§ What is being asked: Will you output the entries below exactly, skipping every image they contain?

----

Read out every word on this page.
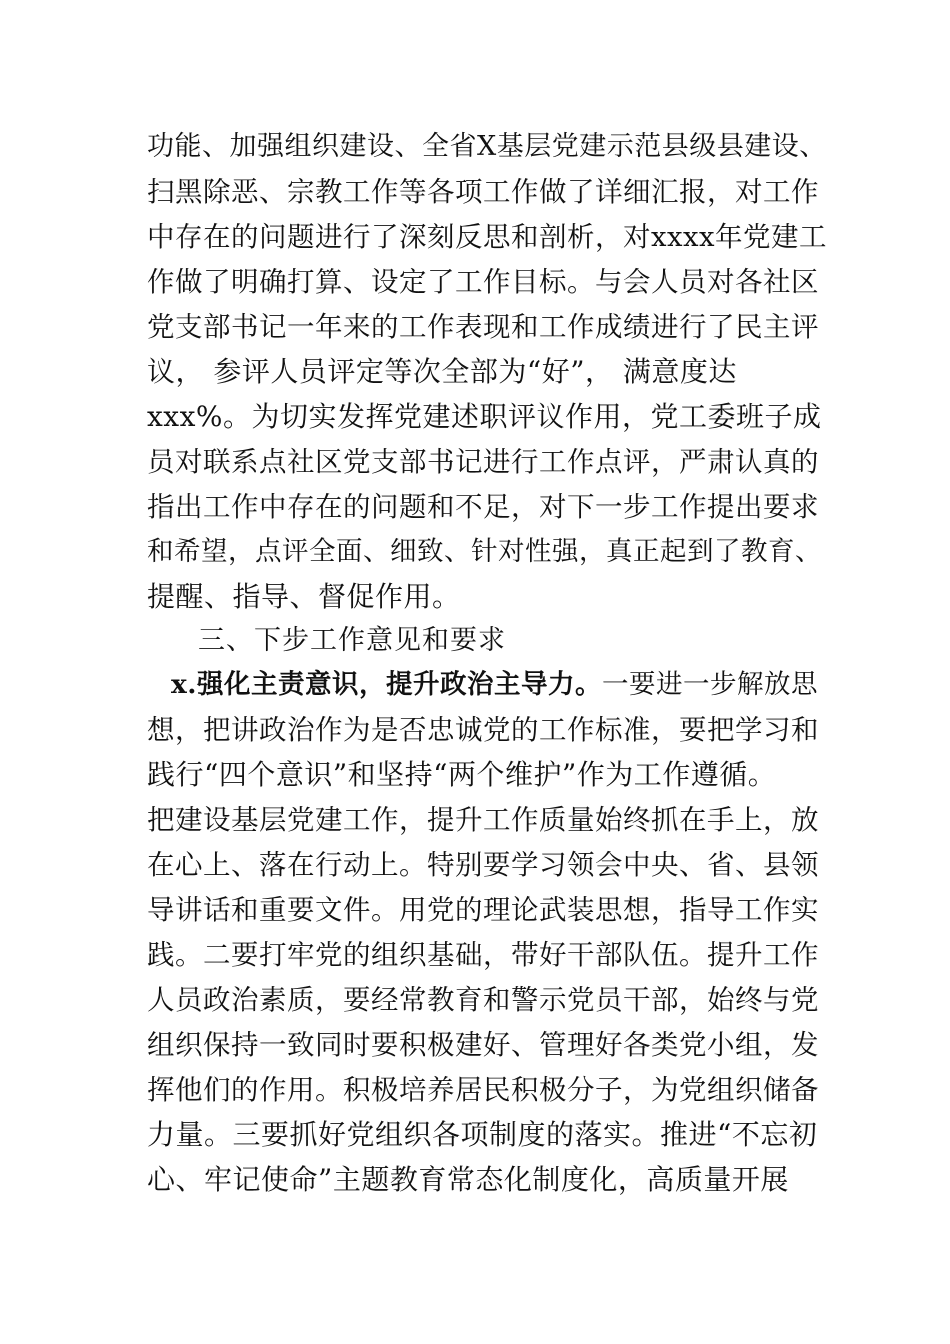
功能、加强组织建设、全省X基层党建示范县级县建设、
扫黑除恶、宗教工作等各项工作做了详细汇报，对工作
中存在的问题进行了深刻反思和剖析，对xxxx年党建工
作做了明确打算、设定了工作目标。与会人员对各社区
党支部书记一年来的工作表现和工作成绩进行了民主评
议， 参评人员评定等次全部为“好”， 满意度达
xxx%。为切实发挥党建述职评议作用，党工委班子成
员对联系点社区党支部书记进行工作点评，严肃认真的
指出工作中存在的问题和不足，对下一步工作提出要求
和希望，点评全面、细致、针对性强，真正起到了教育、
提醒、指导、督促作用。
三、下步工作意见和要求
x.强化主责意识，提升政治主导力。一要进一步解放思
想，把讲政治作为是否忠诚党的工作标准，要把学习和
践行“四个意识”和坚持“两个维护”作为工作遵循。
把建设基层党建工作，提升工作质量始终抓在手上，放
在心上、落在行动上。特别要学习领会中央、省、县领
导讲话和重要文件。用党的理论武装思想，指导工作实
践。二要打牢党的组织基础，带好干部队伍。提升工作
人员政治素质，要经常教育和警示党员干部，始终与党
组织保持一致同时要积极建好、管理好各类党小组，发
挥他们的作用。积极培养居民积极分子，为党组织储备
力量。三要抓好党组织各项制度的落实。推进“不忘初
心、牢记使命”主题教育常态化制度化，高质量开展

----

§ Complete answer:
Read out every word on this page.
功能、加强组织建设、全省X基层党建示范县级县建设、
扫黑除恶、宗教工作等各项工作做了详细汇报，对工作
中存在的问题进行了深刻反思和剖析，对xxxx年党建工
作做了明确打算、设定了工作目标。与会人员对各社区
党支部书记一年来的工作表现和工作成绩进行了民主评
议， 参评人员评定等次全部为“好”， 满意度达
xxx%。为切实发挥党建述职评议作用，党工委班子成
员对联系点社区党支部书记进行工作点评，严肃认真的
指出工作中存在的问题和不足，对下一步工作提出要求
和希望，点评全面、细致、针对性强，真正起到了教育、
提醒、指导、督促作用。
三、下步工作意见和要求
x.强化主责意识，提升政治主导力。一要进一步解放思
想，把讲政治作为是否忠诚党的工作标准，要把学习和
践行“四个意识”和坚持“两个维护”作为工作遵循。
把建设基层党建工作，提升工作质量始终抓在手上，放
在心上、落在行动上。特别要学习领会中央、省、县领
导讲话和重要文件。用党的理论武装思想，指导工作实
践。二要打牢党的组织基础，带好干部队伍。提升工作
人员政治素质，要经常教育和警示党员干部，始终与党
组织保持一致同时要积极建好、管理好各类党小组，发
挥他们的作用。积极培养居民积极分子，为党组织储备
力量。三要抓好党组织各项制度的落实。推进“不忘初
心、牢记使命”主题教育常态化制度化，高质量开展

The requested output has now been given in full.